— Begin Data —

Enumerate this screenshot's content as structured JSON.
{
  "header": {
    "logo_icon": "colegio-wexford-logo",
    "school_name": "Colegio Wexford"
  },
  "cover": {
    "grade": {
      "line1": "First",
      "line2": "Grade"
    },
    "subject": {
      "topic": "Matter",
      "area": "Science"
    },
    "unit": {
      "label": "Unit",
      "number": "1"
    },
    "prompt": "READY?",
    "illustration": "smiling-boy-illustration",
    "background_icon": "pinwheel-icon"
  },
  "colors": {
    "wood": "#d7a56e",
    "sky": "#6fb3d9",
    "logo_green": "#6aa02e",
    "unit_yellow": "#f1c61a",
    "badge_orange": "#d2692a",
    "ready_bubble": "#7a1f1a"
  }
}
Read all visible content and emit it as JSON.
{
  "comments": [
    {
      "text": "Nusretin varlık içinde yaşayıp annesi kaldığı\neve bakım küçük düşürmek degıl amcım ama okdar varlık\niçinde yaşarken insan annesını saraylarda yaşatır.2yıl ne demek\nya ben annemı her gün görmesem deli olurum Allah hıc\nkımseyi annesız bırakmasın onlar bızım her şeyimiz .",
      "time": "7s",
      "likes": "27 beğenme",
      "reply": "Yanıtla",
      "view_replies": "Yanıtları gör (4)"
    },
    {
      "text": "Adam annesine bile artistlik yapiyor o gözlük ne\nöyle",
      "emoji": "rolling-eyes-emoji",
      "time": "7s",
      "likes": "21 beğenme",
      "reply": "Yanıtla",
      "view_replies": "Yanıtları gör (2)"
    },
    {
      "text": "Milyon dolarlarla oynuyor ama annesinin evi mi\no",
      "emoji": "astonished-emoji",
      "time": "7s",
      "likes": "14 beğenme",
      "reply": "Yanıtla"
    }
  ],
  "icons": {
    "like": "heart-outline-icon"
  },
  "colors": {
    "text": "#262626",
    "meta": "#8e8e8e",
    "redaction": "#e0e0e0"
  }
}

— End Data —

Problem requirements: Identify the lines above that contain the word "Yanıtları", then copy them.

Solution to the exercise:
      "view_replies": "Yanıtları gör (4)"
      "view_replies": "Yanıtları gör (2)"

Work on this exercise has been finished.